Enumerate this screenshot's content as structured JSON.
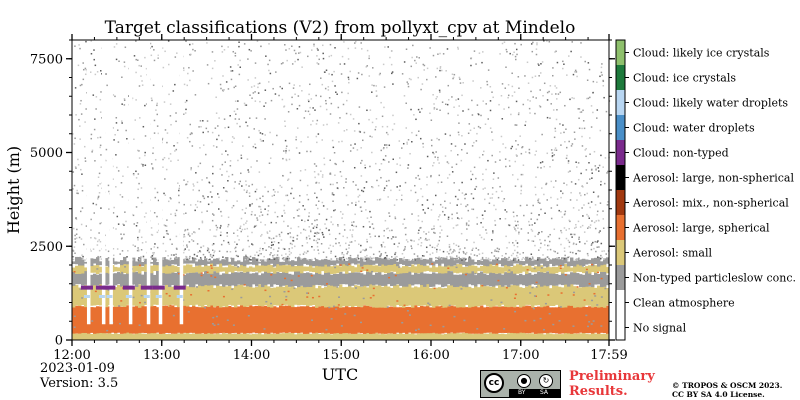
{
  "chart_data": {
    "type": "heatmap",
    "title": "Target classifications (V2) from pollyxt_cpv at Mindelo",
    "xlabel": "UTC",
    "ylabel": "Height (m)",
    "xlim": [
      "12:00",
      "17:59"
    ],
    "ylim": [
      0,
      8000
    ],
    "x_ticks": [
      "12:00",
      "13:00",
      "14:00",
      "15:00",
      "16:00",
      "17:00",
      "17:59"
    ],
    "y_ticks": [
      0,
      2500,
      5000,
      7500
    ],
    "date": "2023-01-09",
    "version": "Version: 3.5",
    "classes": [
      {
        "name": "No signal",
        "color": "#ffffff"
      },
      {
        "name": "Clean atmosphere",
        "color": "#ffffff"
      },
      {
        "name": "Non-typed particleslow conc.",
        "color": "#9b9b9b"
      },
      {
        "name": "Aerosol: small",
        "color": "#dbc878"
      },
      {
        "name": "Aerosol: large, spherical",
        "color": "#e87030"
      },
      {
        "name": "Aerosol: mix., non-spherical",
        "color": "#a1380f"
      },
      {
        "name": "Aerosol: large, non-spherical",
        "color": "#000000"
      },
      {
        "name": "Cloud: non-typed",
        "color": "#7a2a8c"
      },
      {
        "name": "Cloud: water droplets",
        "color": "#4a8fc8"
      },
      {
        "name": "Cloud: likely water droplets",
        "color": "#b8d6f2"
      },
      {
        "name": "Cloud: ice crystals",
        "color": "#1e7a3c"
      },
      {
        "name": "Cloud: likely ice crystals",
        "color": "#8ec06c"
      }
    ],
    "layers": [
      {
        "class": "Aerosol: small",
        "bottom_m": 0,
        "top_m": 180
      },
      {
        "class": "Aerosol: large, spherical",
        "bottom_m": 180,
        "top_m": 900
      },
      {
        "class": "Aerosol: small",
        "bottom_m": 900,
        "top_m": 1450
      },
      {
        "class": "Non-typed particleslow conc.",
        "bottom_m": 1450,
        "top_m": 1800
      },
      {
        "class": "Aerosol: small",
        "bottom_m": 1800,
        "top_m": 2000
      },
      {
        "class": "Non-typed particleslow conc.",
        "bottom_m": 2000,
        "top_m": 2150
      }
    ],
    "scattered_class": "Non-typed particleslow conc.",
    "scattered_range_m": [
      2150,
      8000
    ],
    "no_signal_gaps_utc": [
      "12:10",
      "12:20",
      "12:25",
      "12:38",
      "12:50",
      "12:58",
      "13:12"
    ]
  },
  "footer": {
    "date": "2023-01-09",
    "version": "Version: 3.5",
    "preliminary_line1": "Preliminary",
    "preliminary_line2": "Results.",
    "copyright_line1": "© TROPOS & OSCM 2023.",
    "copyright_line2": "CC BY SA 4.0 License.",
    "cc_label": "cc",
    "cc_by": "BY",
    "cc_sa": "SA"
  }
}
★ ★ ★
### WHAT IS NEEDED
Exactly reproduce each record, leaving out any pictures.

### ANSWER TO THIS PROBLEM
Enumerate this screenshot's content as structured JSON.
{
  "chart_data": {
    "type": "heatmap",
    "title": "Target classifications (V2) from pollyxt_cpv at Mindelo",
    "xlabel": "UTC",
    "ylabel": "Height (m)",
    "xlim": [
      "12:00",
      "17:59"
    ],
    "ylim": [
      0,
      8000
    ],
    "x_ticks": [
      "12:00",
      "13:00",
      "14:00",
      "15:00",
      "16:00",
      "17:00",
      "17:59"
    ],
    "y_ticks": [
      0,
      2500,
      5000,
      7500
    ],
    "date": "2023-01-09",
    "version": "Version: 3.5",
    "classes": [
      {
        "name": "No signal",
        "color": "#ffffff"
      },
      {
        "name": "Clean atmosphere",
        "color": "#ffffff"
      },
      {
        "name": "Non-typed particleslow conc.",
        "color": "#9b9b9b"
      },
      {
        "name": "Aerosol: small",
        "color": "#dbc878"
      },
      {
        "name": "Aerosol: large, spherical",
        "color": "#e87030"
      },
      {
        "name": "Aerosol: mix., non-spherical",
        "color": "#a1380f"
      },
      {
        "name": "Aerosol: large, non-spherical",
        "color": "#000000"
      },
      {
        "name": "Cloud: non-typed",
        "color": "#7a2a8c"
      },
      {
        "name": "Cloud: water droplets",
        "color": "#4a8fc8"
      },
      {
        "name": "Cloud: likely water droplets",
        "color": "#b8d6f2"
      },
      {
        "name": "Cloud: ice crystals",
        "color": "#1e7a3c"
      },
      {
        "name": "Cloud: likely ice crystals",
        "color": "#8ec06c"
      }
    ],
    "layers": [
      {
        "class": "Aerosol: small",
        "bottom_m": 0,
        "top_m": 180
      },
      {
        "class": "Aerosol: large, spherical",
        "bottom_m": 180,
        "top_m": 900
      },
      {
        "class": "Aerosol: small",
        "bottom_m": 900,
        "top_m": 1450
      },
      {
        "class": "Non-typed particleslow conc.",
        "bottom_m": 1450,
        "top_m": 1800
      },
      {
        "class": "Aerosol: small",
        "bottom_m": 1800,
        "top_m": 2000
      },
      {
        "class": "Non-typed particleslow conc.",
        "bottom_m": 2000,
        "top_m": 2150
      }
    ],
    "scattered_class": "Non-typed particleslow conc.",
    "scattered_range_m": [
      2150,
      8000
    ],
    "no_signal_gaps_utc": [
      "12:10",
      "12:20",
      "12:25",
      "12:38",
      "12:50",
      "12:58",
      "13:12"
    ]
  },
  "footer": {
    "date": "2023-01-09",
    "version": "Version: 3.5",
    "preliminary_line1": "Preliminary",
    "preliminary_line2": "Results.",
    "copyright_line1": "© TROPOS & OSCM 2023.",
    "copyright_line2": "CC BY SA 4.0 License.",
    "cc_label": "cc",
    "cc_by": "BY",
    "cc_sa": "SA"
  }
}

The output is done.